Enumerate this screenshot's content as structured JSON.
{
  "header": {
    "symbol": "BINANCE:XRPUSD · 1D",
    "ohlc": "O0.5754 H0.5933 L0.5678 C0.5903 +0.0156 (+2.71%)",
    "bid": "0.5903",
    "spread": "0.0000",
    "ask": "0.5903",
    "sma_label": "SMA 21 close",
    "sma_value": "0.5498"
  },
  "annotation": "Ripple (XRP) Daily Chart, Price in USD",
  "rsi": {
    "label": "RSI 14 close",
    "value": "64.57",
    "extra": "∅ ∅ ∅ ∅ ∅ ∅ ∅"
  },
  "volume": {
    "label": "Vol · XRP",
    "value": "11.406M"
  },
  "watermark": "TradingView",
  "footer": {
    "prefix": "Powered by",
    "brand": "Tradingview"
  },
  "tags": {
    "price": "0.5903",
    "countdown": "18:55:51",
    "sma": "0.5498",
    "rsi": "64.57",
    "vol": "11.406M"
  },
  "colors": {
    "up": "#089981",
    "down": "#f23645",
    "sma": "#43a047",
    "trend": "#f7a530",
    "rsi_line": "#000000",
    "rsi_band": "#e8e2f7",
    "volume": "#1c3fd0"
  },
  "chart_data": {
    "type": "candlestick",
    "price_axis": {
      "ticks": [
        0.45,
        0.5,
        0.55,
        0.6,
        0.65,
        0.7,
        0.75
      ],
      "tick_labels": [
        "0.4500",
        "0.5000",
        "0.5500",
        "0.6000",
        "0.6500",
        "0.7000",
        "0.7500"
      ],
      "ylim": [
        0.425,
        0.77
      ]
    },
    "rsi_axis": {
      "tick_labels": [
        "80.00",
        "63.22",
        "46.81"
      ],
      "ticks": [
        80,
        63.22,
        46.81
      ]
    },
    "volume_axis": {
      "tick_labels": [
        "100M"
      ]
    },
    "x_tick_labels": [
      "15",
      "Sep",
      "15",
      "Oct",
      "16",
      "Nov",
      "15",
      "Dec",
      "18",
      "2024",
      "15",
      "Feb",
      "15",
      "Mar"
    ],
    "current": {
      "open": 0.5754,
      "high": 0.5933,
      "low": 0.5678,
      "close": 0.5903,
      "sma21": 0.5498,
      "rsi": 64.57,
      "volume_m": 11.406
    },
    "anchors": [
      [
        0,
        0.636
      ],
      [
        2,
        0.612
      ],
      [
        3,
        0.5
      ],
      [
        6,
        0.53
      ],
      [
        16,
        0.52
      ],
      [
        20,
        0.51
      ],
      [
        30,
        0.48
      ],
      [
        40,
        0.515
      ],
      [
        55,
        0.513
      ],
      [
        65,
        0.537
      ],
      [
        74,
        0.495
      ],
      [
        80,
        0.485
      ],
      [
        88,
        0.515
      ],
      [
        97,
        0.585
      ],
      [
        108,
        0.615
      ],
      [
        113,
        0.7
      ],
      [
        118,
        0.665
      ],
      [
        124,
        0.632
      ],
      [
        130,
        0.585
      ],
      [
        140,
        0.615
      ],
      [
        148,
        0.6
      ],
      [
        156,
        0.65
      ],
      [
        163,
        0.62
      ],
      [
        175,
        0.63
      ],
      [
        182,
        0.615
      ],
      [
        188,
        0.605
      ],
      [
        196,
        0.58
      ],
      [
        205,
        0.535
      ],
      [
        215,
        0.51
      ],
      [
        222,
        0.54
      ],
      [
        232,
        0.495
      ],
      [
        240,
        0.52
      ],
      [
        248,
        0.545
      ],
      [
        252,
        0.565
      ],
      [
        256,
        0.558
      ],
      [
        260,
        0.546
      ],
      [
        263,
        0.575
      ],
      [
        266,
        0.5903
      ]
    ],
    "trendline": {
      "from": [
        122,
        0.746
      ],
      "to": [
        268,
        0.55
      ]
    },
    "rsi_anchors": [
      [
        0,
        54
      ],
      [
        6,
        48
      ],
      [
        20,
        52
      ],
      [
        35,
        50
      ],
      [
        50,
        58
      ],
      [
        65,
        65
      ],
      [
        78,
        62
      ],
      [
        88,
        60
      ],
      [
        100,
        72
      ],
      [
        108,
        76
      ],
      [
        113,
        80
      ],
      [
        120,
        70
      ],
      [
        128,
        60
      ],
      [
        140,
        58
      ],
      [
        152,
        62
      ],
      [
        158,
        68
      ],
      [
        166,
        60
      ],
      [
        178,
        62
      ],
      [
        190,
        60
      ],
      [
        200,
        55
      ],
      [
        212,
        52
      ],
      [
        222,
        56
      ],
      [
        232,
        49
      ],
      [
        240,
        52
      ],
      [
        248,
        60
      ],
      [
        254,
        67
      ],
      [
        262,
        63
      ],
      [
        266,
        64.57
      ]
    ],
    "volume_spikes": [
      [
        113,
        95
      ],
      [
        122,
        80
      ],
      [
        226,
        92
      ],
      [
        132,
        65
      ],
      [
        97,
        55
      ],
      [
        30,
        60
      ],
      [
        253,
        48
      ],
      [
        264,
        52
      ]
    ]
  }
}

◆ **The request**: Set out the complete listing exactly as shown.

◆ **Solution for this exercise**:
Enumerate this screenshot's content as structured JSON.
{
  "header": {
    "symbol": "BINANCE:XRPUSD · 1D",
    "ohlc": "O0.5754 H0.5933 L0.5678 C0.5903 +0.0156 (+2.71%)",
    "bid": "0.5903",
    "spread": "0.0000",
    "ask": "0.5903",
    "sma_label": "SMA 21 close",
    "sma_value": "0.5498"
  },
  "annotation": "Ripple (XRP) Daily Chart, Price in USD",
  "rsi": {
    "label": "RSI 14 close",
    "value": "64.57",
    "extra": "∅ ∅ ∅ ∅ ∅ ∅ ∅"
  },
  "volume": {
    "label": "Vol · XRP",
    "value": "11.406M"
  },
  "watermark": "TradingView",
  "footer": {
    "prefix": "Powered by",
    "brand": "Tradingview"
  },
  "tags": {
    "price": "0.5903",
    "countdown": "18:55:51",
    "sma": "0.5498",
    "rsi": "64.57",
    "vol": "11.406M"
  },
  "colors": {
    "up": "#089981",
    "down": "#f23645",
    "sma": "#43a047",
    "trend": "#f7a530",
    "rsi_line": "#000000",
    "rsi_band": "#e8e2f7",
    "volume": "#1c3fd0"
  },
  "chart_data": {
    "type": "candlestick",
    "price_axis": {
      "ticks": [
        0.45,
        0.5,
        0.55,
        0.6,
        0.65,
        0.7,
        0.75
      ],
      "tick_labels": [
        "0.4500",
        "0.5000",
        "0.5500",
        "0.6000",
        "0.6500",
        "0.7000",
        "0.7500"
      ],
      "ylim": [
        0.425,
        0.77
      ]
    },
    "rsi_axis": {
      "tick_labels": [
        "80.00",
        "63.22",
        "46.81"
      ],
      "ticks": [
        80,
        63.22,
        46.81
      ]
    },
    "volume_axis": {
      "tick_labels": [
        "100M"
      ]
    },
    "x_tick_labels": [
      "15",
      "Sep",
      "15",
      "Oct",
      "16",
      "Nov",
      "15",
      "Dec",
      "18",
      "2024",
      "15",
      "Feb",
      "15",
      "Mar"
    ],
    "current": {
      "open": 0.5754,
      "high": 0.5933,
      "low": 0.5678,
      "close": 0.5903,
      "sma21": 0.5498,
      "rsi": 64.57,
      "volume_m": 11.406
    },
    "anchors": [
      [
        0,
        0.636
      ],
      [
        2,
        0.612
      ],
      [
        3,
        0.5
      ],
      [
        6,
        0.53
      ],
      [
        16,
        0.52
      ],
      [
        20,
        0.51
      ],
      [
        30,
        0.48
      ],
      [
        40,
        0.515
      ],
      [
        55,
        0.513
      ],
      [
        65,
        0.537
      ],
      [
        74,
        0.495
      ],
      [
        80,
        0.485
      ],
      [
        88,
        0.515
      ],
      [
        97,
        0.585
      ],
      [
        108,
        0.615
      ],
      [
        113,
        0.7
      ],
      [
        118,
        0.665
      ],
      [
        124,
        0.632
      ],
      [
        130,
        0.585
      ],
      [
        140,
        0.615
      ],
      [
        148,
        0.6
      ],
      [
        156,
        0.65
      ],
      [
        163,
        0.62
      ],
      [
        175,
        0.63
      ],
      [
        182,
        0.615
      ],
      [
        188,
        0.605
      ],
      [
        196,
        0.58
      ],
      [
        205,
        0.535
      ],
      [
        215,
        0.51
      ],
      [
        222,
        0.54
      ],
      [
        232,
        0.495
      ],
      [
        240,
        0.52
      ],
      [
        248,
        0.545
      ],
      [
        252,
        0.565
      ],
      [
        256,
        0.558
      ],
      [
        260,
        0.546
      ],
      [
        263,
        0.575
      ],
      [
        266,
        0.5903
      ]
    ],
    "trendline": {
      "from": [
        122,
        0.746
      ],
      "to": [
        268,
        0.55
      ]
    },
    "rsi_anchors": [
      [
        0,
        54
      ],
      [
        6,
        48
      ],
      [
        20,
        52
      ],
      [
        35,
        50
      ],
      [
        50,
        58
      ],
      [
        65,
        65
      ],
      [
        78,
        62
      ],
      [
        88,
        60
      ],
      [
        100,
        72
      ],
      [
        108,
        76
      ],
      [
        113,
        80
      ],
      [
        120,
        70
      ],
      [
        128,
        60
      ],
      [
        140,
        58
      ],
      [
        152,
        62
      ],
      [
        158,
        68
      ],
      [
        166,
        60
      ],
      [
        178,
        62
      ],
      [
        190,
        60
      ],
      [
        200,
        55
      ],
      [
        212,
        52
      ],
      [
        222,
        56
      ],
      [
        232,
        49
      ],
      [
        240,
        52
      ],
      [
        248,
        60
      ],
      [
        254,
        67
      ],
      [
        262,
        63
      ],
      [
        266,
        64.57
      ]
    ],
    "volume_spikes": [
      [
        113,
        95
      ],
      [
        122,
        80
      ],
      [
        226,
        92
      ],
      [
        132,
        65
      ],
      [
        97,
        55
      ],
      [
        30,
        60
      ],
      [
        253,
        48
      ],
      [
        264,
        52
      ]
    ]
  }
}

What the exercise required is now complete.